• About this exercise
Could you copy every line of the data that contains "Kosten"?

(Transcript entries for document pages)
====

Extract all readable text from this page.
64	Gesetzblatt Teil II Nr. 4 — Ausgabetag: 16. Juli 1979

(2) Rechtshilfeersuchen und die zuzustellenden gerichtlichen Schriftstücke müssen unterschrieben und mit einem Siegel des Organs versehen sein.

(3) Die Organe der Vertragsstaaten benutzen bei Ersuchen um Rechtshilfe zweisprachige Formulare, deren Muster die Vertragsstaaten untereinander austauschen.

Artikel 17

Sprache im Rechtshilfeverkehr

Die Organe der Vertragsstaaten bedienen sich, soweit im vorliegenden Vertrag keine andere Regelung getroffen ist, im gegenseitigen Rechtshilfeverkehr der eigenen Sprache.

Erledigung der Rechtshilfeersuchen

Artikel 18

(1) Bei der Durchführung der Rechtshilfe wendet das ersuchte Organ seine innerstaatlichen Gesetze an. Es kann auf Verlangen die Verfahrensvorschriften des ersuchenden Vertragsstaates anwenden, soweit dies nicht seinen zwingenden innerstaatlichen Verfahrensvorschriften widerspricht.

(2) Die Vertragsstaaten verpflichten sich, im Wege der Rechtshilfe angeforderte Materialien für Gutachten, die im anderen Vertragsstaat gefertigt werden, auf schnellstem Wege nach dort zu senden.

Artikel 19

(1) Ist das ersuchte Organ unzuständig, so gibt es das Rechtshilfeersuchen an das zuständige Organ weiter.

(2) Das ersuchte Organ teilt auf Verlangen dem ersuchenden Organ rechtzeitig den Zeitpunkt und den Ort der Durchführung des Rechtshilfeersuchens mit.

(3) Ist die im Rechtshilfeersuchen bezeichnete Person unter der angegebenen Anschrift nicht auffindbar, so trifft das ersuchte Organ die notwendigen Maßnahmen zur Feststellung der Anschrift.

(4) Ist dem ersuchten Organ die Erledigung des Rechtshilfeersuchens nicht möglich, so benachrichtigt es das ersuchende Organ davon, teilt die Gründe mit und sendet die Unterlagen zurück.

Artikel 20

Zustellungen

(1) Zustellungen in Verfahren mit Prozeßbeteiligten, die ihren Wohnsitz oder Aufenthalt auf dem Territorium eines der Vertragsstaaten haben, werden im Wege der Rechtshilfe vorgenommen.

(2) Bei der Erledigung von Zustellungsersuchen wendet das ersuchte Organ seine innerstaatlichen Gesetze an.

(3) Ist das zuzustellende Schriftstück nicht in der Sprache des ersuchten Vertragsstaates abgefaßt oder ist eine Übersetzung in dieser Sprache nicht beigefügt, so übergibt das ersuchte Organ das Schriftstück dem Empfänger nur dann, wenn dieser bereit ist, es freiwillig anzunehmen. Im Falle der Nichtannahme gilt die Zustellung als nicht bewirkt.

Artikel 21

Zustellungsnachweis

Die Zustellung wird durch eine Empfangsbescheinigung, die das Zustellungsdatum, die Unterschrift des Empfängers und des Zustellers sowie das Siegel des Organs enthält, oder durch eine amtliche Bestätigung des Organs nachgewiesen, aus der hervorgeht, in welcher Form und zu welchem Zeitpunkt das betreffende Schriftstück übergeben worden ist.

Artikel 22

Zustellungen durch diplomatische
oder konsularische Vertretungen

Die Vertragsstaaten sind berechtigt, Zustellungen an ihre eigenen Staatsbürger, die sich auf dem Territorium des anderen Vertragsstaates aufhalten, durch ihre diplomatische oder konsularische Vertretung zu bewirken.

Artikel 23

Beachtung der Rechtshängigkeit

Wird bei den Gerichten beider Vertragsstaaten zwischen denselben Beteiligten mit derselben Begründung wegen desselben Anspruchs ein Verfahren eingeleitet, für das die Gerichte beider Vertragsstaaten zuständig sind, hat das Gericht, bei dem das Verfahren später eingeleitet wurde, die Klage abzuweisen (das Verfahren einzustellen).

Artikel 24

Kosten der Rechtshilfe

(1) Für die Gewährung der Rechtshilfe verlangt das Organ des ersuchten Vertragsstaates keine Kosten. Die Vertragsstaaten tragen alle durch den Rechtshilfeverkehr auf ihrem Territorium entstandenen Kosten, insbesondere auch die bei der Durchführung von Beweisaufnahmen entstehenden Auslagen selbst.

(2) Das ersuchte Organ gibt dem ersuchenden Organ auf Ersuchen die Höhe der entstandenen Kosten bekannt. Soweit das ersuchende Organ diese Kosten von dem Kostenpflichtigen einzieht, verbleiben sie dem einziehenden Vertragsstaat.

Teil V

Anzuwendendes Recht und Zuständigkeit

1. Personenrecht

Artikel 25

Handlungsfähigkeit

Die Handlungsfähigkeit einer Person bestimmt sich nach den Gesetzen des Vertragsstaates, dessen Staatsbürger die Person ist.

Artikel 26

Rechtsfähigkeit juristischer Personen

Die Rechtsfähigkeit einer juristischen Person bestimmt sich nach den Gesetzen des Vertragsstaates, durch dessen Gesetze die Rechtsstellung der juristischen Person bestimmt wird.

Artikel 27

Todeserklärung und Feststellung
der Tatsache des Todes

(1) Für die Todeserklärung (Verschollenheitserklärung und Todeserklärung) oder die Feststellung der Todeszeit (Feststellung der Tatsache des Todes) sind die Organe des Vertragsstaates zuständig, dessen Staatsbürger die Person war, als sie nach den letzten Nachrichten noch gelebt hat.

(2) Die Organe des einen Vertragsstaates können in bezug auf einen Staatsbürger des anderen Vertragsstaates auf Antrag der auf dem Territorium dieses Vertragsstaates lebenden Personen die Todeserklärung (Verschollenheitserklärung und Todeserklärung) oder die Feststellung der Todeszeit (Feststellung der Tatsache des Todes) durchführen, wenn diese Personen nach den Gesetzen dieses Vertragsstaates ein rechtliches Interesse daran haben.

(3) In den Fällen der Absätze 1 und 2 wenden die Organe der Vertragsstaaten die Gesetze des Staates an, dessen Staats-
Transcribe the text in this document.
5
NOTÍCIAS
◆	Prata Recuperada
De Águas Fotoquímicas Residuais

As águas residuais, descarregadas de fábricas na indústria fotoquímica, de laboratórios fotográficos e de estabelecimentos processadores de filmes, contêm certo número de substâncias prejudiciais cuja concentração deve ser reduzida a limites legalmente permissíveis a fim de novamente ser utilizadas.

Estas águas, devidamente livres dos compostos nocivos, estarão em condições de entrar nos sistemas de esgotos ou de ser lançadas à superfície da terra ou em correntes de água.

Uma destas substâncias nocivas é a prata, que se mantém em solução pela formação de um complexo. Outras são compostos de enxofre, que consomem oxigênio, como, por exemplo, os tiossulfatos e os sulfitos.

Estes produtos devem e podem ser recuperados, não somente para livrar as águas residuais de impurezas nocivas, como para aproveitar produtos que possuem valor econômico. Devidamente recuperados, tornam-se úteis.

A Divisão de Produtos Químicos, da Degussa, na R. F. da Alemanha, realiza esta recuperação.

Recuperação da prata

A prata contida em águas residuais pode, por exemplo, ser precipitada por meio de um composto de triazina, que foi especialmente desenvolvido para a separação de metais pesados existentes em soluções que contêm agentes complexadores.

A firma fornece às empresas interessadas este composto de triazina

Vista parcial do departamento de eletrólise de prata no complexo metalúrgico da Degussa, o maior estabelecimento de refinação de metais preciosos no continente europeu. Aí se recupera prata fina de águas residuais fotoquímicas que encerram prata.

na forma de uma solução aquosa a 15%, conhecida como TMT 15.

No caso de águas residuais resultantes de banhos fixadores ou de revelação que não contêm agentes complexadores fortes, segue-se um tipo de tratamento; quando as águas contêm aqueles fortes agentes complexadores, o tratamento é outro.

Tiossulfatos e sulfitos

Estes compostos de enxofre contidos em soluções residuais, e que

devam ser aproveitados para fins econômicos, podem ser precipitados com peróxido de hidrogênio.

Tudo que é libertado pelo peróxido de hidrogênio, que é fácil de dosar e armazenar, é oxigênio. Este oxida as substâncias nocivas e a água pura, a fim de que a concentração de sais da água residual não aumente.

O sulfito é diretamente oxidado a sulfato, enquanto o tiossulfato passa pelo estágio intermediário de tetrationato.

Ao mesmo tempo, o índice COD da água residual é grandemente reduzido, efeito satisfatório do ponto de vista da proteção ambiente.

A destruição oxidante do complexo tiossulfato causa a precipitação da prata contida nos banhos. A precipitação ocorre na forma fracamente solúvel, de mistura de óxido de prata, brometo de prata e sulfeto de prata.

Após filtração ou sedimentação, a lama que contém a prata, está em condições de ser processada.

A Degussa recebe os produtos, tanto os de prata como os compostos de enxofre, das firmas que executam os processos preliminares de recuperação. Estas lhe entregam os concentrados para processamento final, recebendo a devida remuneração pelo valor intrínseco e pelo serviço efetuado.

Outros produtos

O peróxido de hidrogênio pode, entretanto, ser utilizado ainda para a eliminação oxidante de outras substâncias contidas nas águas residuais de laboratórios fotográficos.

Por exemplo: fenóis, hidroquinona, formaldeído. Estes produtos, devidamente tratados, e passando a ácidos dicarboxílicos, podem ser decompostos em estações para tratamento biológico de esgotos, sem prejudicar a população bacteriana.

====

• Task solution
Kosten der Rechtshilfe
(1) Für die Gewährung der Rechtshilfe verlangt das Organ des ersuchten Vertragsstaates keine Kosten. Die Vertragsstaaten tragen alle durch den Rechtshilfeverkehr auf ihrem Territorium entstandenen Kosten, insbesondere auch die bei der Durchführung von Beweisaufnahmen entstehenden Auslagen selbst.
(2) Das ersuchte Organ gibt dem ersuchenden Organ auf Ersuchen die Höhe der entstandenen Kosten bekannt. Soweit das ersuchende Organ diese Kosten von dem Kostenpflichtigen einzieht, verbleiben sie dem einziehenden Vertragsstaat.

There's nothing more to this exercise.